[Part of a data file]
☆ ☆ ☆ ☆
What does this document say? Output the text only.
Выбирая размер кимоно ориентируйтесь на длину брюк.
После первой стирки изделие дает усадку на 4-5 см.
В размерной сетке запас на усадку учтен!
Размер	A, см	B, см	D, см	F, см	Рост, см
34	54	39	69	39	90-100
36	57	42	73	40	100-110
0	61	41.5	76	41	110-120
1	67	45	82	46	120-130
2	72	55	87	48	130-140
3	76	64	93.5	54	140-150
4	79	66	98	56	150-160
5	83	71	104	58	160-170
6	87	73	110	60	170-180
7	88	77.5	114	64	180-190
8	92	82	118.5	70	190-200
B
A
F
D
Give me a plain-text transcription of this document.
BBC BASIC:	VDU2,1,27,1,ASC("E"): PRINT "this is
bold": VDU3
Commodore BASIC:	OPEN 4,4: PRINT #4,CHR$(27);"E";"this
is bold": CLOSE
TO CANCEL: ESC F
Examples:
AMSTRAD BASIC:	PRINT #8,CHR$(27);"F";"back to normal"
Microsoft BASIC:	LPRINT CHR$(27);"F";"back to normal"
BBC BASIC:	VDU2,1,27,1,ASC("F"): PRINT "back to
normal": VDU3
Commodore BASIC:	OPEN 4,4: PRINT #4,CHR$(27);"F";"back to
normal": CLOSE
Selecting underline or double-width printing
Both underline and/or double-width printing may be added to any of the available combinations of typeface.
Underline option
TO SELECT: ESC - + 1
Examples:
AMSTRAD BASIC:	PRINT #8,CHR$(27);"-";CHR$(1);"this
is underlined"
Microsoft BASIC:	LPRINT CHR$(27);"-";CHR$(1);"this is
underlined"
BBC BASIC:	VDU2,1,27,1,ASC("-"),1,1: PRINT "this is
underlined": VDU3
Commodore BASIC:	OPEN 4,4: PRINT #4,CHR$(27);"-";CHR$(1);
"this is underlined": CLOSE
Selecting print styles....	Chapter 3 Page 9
☆ ☆ ☆ ☆
» **SET TASK**
Retype all of the data shown above, word for word.

» **SOLUTION**
What does this document say? Output the text only.
Выбирая размер кимоно ориентируйтесь на длину брюк.
После первой стирки изделие дает усадку на 4-5 см.
В размерной сетке запас на усадку учтен!
Размер	A, см	B, см	D, см	F, см	Рост, см
34	54	39	69	39	90-100
36	57	42	73	40	100-110
0	61	41.5	76	41	110-120
1	67	45	82	46	120-130
2	72	55	87	48	130-140
3	76	64	93.5	54	140-150
4	79	66	98	56	150-160
5	83	71	104	58	160-170
6	87	73	110	60	170-180
7	88	77.5	114	64	180-190
8	92	82	118.5	70	190-200
B
A
F
D
Give me a plain-text transcription of this document.
BBC BASIC:	VDU2,1,27,1,ASC("E"): PRINT "this is
bold": VDU3
Commodore BASIC:	OPEN 4,4: PRINT #4,CHR$(27);"E";"this
is bold": CLOSE
TO CANCEL: ESC F
Examples:
AMSTRAD BASIC:	PRINT #8,CHR$(27);"F";"back to normal"
Microsoft BASIC:	LPRINT CHR$(27);"F";"back to normal"
BBC BASIC:	VDU2,1,27,1,ASC("F"): PRINT "back to
normal": VDU3
Commodore BASIC:	OPEN 4,4: PRINT #4,CHR$(27);"F";"back to
normal": CLOSE
Selecting underline or double-width printing
Both underline and/or double-width printing may be added to any of the available combinations of typeface.
Underline option
TO SELECT: ESC - + 1
Examples:
AMSTRAD BASIC:	PRINT #8,CHR$(27);"-";CHR$(1);"this
is underlined"
Microsoft BASIC:	LPRINT CHR$(27);"-";CHR$(1);"this is
underlined"
BBC BASIC:	VDU2,1,27,1,ASC("-"),1,1: PRINT "this is
underlined": VDU3
Commodore BASIC:	OPEN 4,4: PRINT #4,CHR$(27);"-";CHR$(1);
"this is underlined": CLOSE
Selecting print styles....	Chapter 3 Page 9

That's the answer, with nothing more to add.